(RECORDS TO PROCESS):
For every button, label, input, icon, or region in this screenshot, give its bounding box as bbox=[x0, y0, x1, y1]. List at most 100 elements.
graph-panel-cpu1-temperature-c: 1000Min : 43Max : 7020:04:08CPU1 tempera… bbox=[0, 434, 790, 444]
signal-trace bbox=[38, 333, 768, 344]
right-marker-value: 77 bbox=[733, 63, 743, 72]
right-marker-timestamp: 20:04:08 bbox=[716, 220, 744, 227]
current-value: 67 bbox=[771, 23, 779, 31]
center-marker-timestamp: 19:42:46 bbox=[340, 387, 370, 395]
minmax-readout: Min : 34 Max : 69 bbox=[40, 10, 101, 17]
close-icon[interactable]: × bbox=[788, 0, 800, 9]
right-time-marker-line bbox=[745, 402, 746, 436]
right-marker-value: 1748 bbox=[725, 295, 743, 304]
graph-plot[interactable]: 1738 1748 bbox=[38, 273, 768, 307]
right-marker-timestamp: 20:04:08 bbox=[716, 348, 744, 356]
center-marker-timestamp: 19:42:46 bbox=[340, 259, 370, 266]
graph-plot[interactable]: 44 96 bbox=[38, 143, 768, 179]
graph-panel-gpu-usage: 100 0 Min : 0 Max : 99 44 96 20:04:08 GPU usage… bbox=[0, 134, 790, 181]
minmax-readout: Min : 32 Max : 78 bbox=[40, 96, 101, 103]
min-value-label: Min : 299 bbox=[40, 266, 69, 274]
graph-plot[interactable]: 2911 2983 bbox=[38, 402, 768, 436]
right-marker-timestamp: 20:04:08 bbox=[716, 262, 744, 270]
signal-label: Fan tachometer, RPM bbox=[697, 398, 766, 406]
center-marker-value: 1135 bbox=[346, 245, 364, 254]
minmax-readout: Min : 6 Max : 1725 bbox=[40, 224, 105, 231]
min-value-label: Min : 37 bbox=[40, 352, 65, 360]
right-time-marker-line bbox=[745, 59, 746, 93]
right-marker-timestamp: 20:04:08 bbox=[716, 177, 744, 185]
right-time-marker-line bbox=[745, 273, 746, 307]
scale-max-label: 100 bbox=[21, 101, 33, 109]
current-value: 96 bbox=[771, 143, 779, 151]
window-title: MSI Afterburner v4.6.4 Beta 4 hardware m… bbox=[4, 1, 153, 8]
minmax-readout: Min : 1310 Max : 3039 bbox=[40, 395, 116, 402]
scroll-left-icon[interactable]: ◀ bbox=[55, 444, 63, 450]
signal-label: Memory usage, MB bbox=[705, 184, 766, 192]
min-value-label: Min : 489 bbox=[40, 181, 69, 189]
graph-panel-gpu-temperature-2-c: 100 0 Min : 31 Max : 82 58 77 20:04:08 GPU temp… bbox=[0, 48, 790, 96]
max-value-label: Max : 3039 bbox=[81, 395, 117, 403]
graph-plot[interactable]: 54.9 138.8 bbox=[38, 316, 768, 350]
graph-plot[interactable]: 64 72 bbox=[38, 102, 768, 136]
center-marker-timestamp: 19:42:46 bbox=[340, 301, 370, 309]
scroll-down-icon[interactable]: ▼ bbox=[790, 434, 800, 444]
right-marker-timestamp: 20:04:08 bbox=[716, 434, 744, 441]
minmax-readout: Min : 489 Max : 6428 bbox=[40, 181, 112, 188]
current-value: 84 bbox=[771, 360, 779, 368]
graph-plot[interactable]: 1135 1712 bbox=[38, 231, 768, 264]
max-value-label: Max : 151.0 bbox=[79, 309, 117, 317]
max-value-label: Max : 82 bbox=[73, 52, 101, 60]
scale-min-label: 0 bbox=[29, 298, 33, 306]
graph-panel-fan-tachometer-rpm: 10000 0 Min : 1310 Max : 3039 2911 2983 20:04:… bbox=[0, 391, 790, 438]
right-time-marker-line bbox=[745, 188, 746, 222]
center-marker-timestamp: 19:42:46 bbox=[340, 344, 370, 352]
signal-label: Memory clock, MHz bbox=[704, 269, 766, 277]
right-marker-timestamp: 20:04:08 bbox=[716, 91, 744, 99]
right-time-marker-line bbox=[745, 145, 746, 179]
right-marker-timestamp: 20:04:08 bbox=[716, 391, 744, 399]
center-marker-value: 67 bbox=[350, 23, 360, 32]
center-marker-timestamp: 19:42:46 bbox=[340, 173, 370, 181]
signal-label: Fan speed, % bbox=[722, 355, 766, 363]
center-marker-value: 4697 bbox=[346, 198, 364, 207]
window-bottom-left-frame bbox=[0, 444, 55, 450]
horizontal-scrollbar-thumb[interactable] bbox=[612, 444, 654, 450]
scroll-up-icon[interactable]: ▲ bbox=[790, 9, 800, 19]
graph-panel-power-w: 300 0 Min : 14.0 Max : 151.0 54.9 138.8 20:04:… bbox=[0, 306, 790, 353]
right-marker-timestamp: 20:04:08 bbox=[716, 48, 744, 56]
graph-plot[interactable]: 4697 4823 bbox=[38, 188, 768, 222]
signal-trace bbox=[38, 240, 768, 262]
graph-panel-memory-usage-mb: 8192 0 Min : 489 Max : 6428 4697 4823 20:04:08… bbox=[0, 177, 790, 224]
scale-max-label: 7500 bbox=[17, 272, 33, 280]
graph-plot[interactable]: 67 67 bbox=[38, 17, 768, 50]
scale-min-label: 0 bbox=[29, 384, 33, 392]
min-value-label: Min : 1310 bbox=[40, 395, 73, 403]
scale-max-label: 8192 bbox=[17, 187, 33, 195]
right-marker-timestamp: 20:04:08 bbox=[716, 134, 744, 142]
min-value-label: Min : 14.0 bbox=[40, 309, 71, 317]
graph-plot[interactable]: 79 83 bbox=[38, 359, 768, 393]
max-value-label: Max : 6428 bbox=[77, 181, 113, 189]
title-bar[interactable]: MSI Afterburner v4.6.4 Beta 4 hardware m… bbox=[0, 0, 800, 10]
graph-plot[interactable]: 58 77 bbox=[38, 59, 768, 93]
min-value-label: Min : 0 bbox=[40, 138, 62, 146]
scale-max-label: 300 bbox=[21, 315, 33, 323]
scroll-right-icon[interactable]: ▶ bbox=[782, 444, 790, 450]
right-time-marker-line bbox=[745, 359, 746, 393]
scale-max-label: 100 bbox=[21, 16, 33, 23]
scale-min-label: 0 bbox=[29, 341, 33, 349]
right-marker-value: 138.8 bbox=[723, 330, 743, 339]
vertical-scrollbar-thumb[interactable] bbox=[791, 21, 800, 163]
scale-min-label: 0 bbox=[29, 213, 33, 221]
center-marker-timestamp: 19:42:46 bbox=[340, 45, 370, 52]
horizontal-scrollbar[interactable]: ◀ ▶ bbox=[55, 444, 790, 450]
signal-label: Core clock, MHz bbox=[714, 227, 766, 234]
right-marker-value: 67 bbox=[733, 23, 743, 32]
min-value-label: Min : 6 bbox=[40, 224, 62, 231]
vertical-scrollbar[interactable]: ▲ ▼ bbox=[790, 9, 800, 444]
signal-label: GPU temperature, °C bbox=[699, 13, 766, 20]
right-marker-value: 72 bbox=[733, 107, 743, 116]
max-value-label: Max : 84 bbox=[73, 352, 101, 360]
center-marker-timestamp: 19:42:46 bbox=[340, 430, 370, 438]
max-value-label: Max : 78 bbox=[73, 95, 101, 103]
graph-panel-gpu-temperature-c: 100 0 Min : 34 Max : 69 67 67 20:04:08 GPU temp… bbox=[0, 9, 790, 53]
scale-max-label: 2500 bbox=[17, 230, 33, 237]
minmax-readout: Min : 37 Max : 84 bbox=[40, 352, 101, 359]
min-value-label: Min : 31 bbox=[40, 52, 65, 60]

(DO THIS): Lay out each line of the data above as a numbered list, and leave out any blank lines.

(CORRECT OUTPUT):
1. For every button, label, input, icon, or region in this screenshot, give its bounding box as bbox=[x0, y0, x1, y1]. List at most 100 elements.
2. graph-panel-cpu1-temperature-c: 1000Min : 43Max : 7020:04:08CPU1 tempera… bbox=[0, 434, 790, 444]
3. signal-trace bbox=[38, 333, 768, 344]
4. right-marker-value: 77 bbox=[733, 63, 743, 72]
5. right-marker-timestamp: 20:04:08 bbox=[716, 220, 744, 227]
6. current-value: 67 bbox=[771, 23, 779, 31]
7. center-marker-timestamp: 19:42:46 bbox=[340, 387, 370, 395]
8. minmax-readout: Min : 34 Max : 69 bbox=[40, 10, 101, 17]
9. close-icon[interactable]: × bbox=[788, 0, 800, 9]
10. right-time-marker-line bbox=[745, 402, 746, 436]
11. right-marker-value: 1748 bbox=[725, 295, 743, 304]
12. graph-plot[interactable]: 1738 1748 bbox=[38, 273, 768, 307]
13. right-marker-timestamp: 20:04:08 bbox=[716, 348, 744, 356]
14. center-marker-timestamp: 19:42:46 bbox=[340, 259, 370, 266]
15. graph-plot[interactable]: 44 96 bbox=[38, 143, 768, 179]
16. graph-panel-gpu-usage: 100 0 Min : 0 Max : 99 44 96 20:04:08 GPU usage… bbox=[0, 134, 790, 181]
17. minmax-readout: Min : 32 Max : 78 bbox=[40, 96, 101, 103]
18. min-value-label: Min : 299 bbox=[40, 266, 69, 274]
19. graph-plot[interactable]: 2911 2983 bbox=[38, 402, 768, 436]
20. right-marker-timestamp: 20:04:08 bbox=[716, 262, 744, 270]
21. signal-label: Fan tachometer, RPM bbox=[697, 398, 766, 406]
22. center-marker-value: 1135 bbox=[346, 245, 364, 254]
23. minmax-readout: Min : 6 Max : 1725 bbox=[40, 224, 105, 231]
24. min-value-label: Min : 37 bbox=[40, 352, 65, 360]
25. right-time-marker-line bbox=[745, 59, 746, 93]
26. right-marker-timestamp: 20:04:08 bbox=[716, 177, 744, 185]
27. right-time-marker-line bbox=[745, 273, 746, 307]
28. scale-max-label: 100 bbox=[21, 101, 33, 109]
29. current-value: 96 bbox=[771, 143, 779, 151]
30. window-title: MSI Afterburner v4.6.4 Beta 4 hardware m… bbox=[4, 1, 153, 8]
31. minmax-readout: Min : 1310 Max : 3039 bbox=[40, 395, 116, 402]
32. scroll-left-icon[interactable]: ◀ bbox=[55, 444, 63, 450]
33. signal-label: Memory usage, MB bbox=[705, 184, 766, 192]
34. min-value-label: Min : 489 bbox=[40, 181, 69, 189]
35. graph-panel-gpu-temperature-2-c: 100 0 Min : 31 Max : 82 58 77 20:04:08 GPU temp… bbox=[0, 48, 790, 96]
36. max-value-label: Max : 3039 bbox=[81, 395, 117, 403]
37. graph-plot[interactable]: 54.9 138.8 bbox=[38, 316, 768, 350]
38. graph-plot[interactable]: 64 72 bbox=[38, 102, 768, 136]
39. center-marker-timestamp: 19:42:46 bbox=[340, 301, 370, 309]
40. scroll-down-icon[interactable]: ▼ bbox=[790, 434, 800, 444]
41. right-marker-timestamp: 20:04:08 bbox=[716, 434, 744, 441]
42. minmax-readout: Min : 489 Max : 6428 bbox=[40, 181, 112, 188]
43. current-value: 84 bbox=[771, 360, 779, 368]
44. graph-plot[interactable]: 1135 1712 bbox=[38, 231, 768, 264]
45. max-value-label: Max : 151.0 bbox=[79, 309, 117, 317]
46. max-value-label: Max : 82 bbox=[73, 52, 101, 60]
47. scale-min-label: 0 bbox=[29, 298, 33, 306]
48. graph-panel-fan-tachometer-rpm: 10000 0 Min : 1310 Max : 3039 2911 2983 20:04:… bbox=[0, 391, 790, 438]
49. right-time-marker-line bbox=[745, 188, 746, 222]
50. center-marker-timestamp: 19:42:46 bbox=[340, 344, 370, 352]
51. signal-label: Memory clock, MHz bbox=[704, 269, 766, 277]
52. right-marker-timestamp: 20:04:08 bbox=[716, 91, 744, 99]
53. right-time-marker-line bbox=[745, 145, 746, 179]
54. right-marker-timestamp: 20:04:08 bbox=[716, 391, 744, 399]
55. center-marker-value: 67 bbox=[350, 23, 360, 32]
56. center-marker-timestamp: 19:42:46 bbox=[340, 173, 370, 181]
57. signal-label: Fan speed, % bbox=[722, 355, 766, 363]
58. center-marker-value: 4697 bbox=[346, 198, 364, 207]
59. window-bottom-left-frame bbox=[0, 444, 55, 450]
60. horizontal-scrollbar-thumb[interactable] bbox=[612, 444, 654, 450]
61. scroll-up-icon[interactable]: ▲ bbox=[790, 9, 800, 19]
62. graph-panel-power-w: 300 0 Min : 14.0 Max : 151.0 54.9 138.8 20:04:… bbox=[0, 306, 790, 353]
63. right-marker-timestamp: 20:04:08 bbox=[716, 48, 744, 56]
64. graph-plot[interactable]: 4697 4823 bbox=[38, 188, 768, 222]
65. signal-trace bbox=[38, 240, 768, 262]
66. graph-panel-memory-usage-mb: 8192 0 Min : 489 Max : 6428 4697 4823 20:04:08… bbox=[0, 177, 790, 224]
67. scale-max-label: 7500 bbox=[17, 272, 33, 280]
68. graph-plot[interactable]: 67 67 bbox=[38, 17, 768, 50]
69. scale-min-label: 0 bbox=[29, 384, 33, 392]
70. min-value-label: Min : 1310 bbox=[40, 395, 73, 403]
71. scale-max-label: 8192 bbox=[17, 187, 33, 195]
72. right-marker-timestamp: 20:04:08 bbox=[716, 134, 744, 142]
73. min-value-label: Min : 14.0 bbox=[40, 309, 71, 317]
74. graph-plot[interactable]: 79 83 bbox=[38, 359, 768, 393]
75. max-value-label: Max : 6428 bbox=[77, 181, 113, 189]
76. title-bar[interactable]: MSI Afterburner v4.6.4 Beta 4 hardware m… bbox=[0, 0, 800, 10]
77. graph-plot[interactable]: 58 77 bbox=[38, 59, 768, 93]
78. min-value-label: Min : 0 bbox=[40, 138, 62, 146]
79. scale-max-label: 300 bbox=[21, 315, 33, 323]
80. scroll-right-icon[interactable]: ▶ bbox=[782, 444, 790, 450]
81. right-time-marker-line bbox=[745, 359, 746, 393]
82. scale-max-label: 100 bbox=[21, 16, 33, 23]
83. scale-min-label: 0 bbox=[29, 341, 33, 349]
84. right-marker-value: 138.8 bbox=[723, 330, 743, 339]
85. vertical-scrollbar-thumb[interactable] bbox=[791, 21, 800, 163]
86. scale-min-label: 0 bbox=[29, 213, 33, 221]
87. center-marker-timestamp: 19:42:46 bbox=[340, 45, 370, 52]
88. horizontal-scrollbar[interactable]: ◀ ▶ bbox=[55, 444, 790, 450]
89. signal-label: Core clock, MHz bbox=[714, 227, 766, 234]
90. right-marker-value: 67 bbox=[733, 23, 743, 32]
91. min-value-label: Min : 6 bbox=[40, 224, 62, 231]
92. vertical-scrollbar[interactable]: ▲ ▼ bbox=[790, 9, 800, 444]
93. signal-label: GPU temperature, °C bbox=[699, 13, 766, 20]
94. right-marker-value: 72 bbox=[733, 107, 743, 116]
95. max-value-label: Max : 84 bbox=[73, 352, 101, 360]
96. center-marker-timestamp: 19:42:46 bbox=[340, 430, 370, 438]
97. max-value-label: Max : 78 bbox=[73, 95, 101, 103]
98. graph-panel-gpu-temperature-c: 100 0 Min : 34 Max : 69 67 67 20:04:08 GPU temp… bbox=[0, 9, 790, 53]
99. scale-max-label: 2500 bbox=[17, 230, 33, 237]
100. minmax-readout: Min : 37 Max : 84 bbox=[40, 352, 101, 359]
101. min-value-label: Min : 31 bbox=[40, 52, 65, 60]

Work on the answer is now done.